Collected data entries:
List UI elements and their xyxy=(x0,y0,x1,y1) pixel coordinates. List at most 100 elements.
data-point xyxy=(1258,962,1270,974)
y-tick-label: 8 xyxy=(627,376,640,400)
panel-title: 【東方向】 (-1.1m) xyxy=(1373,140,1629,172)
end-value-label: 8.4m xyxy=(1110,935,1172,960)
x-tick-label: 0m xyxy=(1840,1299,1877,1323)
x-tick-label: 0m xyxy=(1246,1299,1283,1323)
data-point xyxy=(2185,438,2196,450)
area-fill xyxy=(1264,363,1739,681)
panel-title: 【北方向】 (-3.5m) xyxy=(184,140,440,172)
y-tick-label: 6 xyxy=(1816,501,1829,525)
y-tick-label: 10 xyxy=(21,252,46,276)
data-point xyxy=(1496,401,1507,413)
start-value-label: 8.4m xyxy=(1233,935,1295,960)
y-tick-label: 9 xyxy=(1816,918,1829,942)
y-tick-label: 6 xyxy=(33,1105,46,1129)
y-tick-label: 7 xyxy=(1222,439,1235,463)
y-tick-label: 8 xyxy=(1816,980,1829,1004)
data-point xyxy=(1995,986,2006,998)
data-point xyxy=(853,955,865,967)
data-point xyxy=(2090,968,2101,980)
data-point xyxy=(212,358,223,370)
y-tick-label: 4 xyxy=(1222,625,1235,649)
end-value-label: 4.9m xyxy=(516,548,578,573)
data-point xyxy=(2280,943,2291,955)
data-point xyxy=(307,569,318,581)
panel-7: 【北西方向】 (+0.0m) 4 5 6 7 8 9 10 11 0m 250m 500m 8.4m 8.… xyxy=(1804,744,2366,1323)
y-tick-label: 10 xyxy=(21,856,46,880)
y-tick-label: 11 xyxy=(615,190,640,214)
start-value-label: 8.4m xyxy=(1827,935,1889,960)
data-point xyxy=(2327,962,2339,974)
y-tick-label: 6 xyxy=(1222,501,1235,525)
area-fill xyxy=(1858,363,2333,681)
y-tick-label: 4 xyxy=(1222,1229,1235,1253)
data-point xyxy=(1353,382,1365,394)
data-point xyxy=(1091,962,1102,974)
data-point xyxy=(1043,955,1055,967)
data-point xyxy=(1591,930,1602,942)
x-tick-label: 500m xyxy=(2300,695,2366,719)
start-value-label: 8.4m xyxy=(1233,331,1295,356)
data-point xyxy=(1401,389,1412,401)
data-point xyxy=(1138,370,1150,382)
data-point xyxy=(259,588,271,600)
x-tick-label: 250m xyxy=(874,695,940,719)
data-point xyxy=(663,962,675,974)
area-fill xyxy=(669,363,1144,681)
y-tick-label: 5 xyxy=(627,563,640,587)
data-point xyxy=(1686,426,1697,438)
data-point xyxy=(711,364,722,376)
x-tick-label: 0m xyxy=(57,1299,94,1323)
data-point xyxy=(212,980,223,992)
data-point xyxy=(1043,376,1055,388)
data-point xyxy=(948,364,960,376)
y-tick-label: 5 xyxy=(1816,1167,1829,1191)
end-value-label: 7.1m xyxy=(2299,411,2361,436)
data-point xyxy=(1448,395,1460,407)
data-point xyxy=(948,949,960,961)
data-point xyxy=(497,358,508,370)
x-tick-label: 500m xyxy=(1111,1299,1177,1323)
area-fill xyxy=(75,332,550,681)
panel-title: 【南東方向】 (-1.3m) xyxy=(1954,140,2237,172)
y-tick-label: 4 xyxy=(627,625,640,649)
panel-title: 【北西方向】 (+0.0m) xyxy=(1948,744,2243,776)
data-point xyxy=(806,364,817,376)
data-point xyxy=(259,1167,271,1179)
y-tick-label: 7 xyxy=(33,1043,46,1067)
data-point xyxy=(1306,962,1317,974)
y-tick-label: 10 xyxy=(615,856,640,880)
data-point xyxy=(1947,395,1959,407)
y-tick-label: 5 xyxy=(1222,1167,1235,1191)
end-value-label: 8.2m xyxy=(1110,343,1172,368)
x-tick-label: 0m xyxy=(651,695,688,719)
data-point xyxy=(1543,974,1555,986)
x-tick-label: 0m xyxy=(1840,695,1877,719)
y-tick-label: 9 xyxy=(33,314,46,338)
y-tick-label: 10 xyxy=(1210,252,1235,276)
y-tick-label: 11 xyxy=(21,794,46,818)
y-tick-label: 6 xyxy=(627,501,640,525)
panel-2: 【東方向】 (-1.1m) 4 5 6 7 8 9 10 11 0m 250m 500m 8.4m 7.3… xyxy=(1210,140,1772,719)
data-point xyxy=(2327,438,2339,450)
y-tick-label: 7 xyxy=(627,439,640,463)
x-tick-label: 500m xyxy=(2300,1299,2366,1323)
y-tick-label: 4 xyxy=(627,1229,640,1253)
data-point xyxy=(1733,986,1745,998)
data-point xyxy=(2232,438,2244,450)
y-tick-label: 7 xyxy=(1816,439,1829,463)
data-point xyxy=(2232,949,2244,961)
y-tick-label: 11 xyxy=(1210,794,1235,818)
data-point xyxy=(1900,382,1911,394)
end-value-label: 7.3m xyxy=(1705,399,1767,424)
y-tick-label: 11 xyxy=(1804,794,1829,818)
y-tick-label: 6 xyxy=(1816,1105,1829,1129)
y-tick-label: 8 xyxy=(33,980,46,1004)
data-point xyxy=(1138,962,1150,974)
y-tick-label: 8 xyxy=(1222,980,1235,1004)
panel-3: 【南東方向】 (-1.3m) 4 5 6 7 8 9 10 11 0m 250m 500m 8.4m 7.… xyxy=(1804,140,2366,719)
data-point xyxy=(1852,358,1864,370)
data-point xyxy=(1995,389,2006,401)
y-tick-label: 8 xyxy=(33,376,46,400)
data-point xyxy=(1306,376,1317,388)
==
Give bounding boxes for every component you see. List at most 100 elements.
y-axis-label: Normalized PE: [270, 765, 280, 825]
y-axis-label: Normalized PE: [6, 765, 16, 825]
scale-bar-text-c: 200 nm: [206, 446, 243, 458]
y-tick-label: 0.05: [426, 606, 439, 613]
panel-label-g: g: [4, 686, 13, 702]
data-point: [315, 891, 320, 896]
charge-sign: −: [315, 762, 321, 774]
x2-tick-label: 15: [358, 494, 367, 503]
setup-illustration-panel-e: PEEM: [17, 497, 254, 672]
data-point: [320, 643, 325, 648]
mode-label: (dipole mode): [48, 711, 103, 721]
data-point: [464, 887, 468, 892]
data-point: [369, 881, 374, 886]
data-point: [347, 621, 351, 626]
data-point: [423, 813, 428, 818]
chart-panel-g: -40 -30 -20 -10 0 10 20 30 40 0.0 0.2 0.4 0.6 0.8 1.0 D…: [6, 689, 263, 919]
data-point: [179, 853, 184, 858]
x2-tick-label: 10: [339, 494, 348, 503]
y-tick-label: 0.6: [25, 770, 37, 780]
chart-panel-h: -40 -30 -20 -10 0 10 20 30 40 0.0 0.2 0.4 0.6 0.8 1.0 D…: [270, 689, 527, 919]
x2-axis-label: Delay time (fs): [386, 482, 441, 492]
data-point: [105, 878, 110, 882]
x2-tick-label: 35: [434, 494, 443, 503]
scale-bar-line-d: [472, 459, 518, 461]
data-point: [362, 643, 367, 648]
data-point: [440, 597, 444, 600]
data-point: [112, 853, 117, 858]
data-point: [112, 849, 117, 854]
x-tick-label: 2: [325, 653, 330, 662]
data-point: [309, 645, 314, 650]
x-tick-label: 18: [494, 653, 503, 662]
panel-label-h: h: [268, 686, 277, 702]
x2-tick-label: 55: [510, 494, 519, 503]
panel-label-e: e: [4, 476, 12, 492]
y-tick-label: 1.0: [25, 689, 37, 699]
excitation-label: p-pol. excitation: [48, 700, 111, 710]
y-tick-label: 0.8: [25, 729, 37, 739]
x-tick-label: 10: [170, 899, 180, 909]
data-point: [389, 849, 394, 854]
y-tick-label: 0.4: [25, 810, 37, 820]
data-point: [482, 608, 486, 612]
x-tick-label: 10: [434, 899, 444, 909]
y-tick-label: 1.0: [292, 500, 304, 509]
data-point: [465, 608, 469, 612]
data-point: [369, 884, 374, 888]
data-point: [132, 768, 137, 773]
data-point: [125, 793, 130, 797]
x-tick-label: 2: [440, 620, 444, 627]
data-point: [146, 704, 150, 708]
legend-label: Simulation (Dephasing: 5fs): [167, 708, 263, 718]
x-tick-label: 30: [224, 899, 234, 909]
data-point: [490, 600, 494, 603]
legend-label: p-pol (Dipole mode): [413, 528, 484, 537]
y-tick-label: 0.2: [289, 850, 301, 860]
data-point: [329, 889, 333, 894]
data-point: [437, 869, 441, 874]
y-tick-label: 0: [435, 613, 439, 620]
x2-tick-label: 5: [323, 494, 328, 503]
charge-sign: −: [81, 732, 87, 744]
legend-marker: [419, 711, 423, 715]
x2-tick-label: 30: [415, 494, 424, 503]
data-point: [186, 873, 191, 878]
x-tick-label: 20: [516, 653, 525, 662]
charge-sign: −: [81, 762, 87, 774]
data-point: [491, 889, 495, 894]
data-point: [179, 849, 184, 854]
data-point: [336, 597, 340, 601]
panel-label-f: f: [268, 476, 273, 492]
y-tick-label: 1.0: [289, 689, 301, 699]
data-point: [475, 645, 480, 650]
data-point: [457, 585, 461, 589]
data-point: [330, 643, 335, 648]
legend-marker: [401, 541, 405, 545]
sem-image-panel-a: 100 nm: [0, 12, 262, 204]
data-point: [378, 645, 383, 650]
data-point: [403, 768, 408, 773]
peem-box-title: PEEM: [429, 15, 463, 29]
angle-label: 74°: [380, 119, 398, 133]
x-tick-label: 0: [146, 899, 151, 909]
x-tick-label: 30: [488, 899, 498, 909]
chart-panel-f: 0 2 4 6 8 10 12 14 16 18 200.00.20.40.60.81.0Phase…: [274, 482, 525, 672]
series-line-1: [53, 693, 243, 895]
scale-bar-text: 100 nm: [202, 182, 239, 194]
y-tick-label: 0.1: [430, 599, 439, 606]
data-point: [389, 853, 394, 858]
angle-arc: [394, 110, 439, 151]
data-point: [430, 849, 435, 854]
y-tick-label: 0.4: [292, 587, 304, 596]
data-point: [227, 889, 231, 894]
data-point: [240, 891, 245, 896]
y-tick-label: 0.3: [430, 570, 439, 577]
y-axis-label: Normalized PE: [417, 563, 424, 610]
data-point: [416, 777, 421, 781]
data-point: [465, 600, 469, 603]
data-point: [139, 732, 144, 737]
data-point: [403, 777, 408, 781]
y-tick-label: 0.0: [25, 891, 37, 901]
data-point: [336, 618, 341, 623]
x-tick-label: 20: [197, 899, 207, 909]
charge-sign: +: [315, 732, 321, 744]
...
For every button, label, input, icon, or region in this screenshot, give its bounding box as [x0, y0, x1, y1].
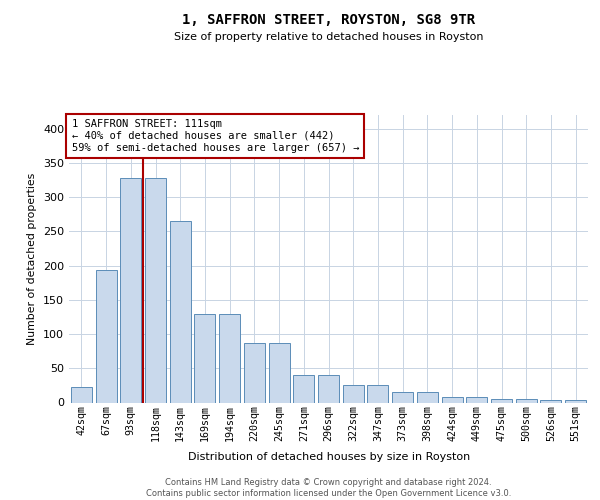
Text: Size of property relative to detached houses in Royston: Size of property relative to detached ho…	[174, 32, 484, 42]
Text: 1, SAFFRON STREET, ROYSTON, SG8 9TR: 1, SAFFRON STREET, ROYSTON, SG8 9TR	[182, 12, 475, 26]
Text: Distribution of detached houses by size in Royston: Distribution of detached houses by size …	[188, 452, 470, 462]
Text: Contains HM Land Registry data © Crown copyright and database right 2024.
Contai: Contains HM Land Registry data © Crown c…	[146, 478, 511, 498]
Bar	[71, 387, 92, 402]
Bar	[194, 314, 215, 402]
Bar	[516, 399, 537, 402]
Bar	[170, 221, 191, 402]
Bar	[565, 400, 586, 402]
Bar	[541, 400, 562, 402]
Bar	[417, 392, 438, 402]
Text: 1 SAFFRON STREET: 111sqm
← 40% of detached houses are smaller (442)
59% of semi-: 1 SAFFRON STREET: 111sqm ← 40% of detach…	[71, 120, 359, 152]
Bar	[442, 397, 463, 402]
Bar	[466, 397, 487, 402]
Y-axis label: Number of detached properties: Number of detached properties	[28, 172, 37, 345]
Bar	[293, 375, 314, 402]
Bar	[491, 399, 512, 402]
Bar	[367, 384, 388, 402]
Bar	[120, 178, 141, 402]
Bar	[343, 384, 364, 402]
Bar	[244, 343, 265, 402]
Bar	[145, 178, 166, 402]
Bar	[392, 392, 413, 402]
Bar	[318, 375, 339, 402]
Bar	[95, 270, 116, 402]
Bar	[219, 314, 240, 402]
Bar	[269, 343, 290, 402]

**Problem statement**:
Change "data-point" to "plot-point" in the rows starting with the line that contains "List UI elements" and going on through the line that contains "data-point xyxy=(307,569,318,581)", leaving everything else unchanged, and return only those rows.

**Complete output**:
List UI elements and their xyxy=(x0,y0,x1,y1) pixel coordinates. List at most 100 elements.
plot-point xyxy=(1258,962,1270,974)
y-tick-label: 8 xyxy=(627,376,640,400)
panel-title: 【東方向】 (-1.1m) xyxy=(1373,140,1629,172)
end-value-label: 8.4m xyxy=(1110,935,1172,960)
x-tick-label: 0m xyxy=(1840,1299,1877,1323)
x-tick-label: 0m xyxy=(1246,1299,1283,1323)
plot-point xyxy=(2185,438,2196,450)
area-fill xyxy=(1264,363,1739,681)
panel-title: 【北方向】 (-3.5m) xyxy=(184,140,440,172)
y-tick-label: 6 xyxy=(1816,501,1829,525)
y-tick-label: 10 xyxy=(21,252,46,276)
plot-point xyxy=(1496,401,1507,413)
start-value-label: 8.4m xyxy=(1233,935,1295,960)
y-tick-label: 9 xyxy=(1816,918,1829,942)
y-tick-label: 6 xyxy=(33,1105,46,1129)
y-tick-label: 7 xyxy=(1222,439,1235,463)
y-tick-label: 8 xyxy=(1816,980,1829,1004)
plot-point xyxy=(1995,986,2006,998)
plot-point xyxy=(853,955,865,967)
plot-point xyxy=(2090,968,2101,980)
plot-point xyxy=(212,358,223,370)
y-tick-label: 4 xyxy=(1222,625,1235,649)
end-value-label: 4.9m xyxy=(516,548,578,573)
plot-point xyxy=(2280,943,2291,955)
plot-point xyxy=(307,569,318,581)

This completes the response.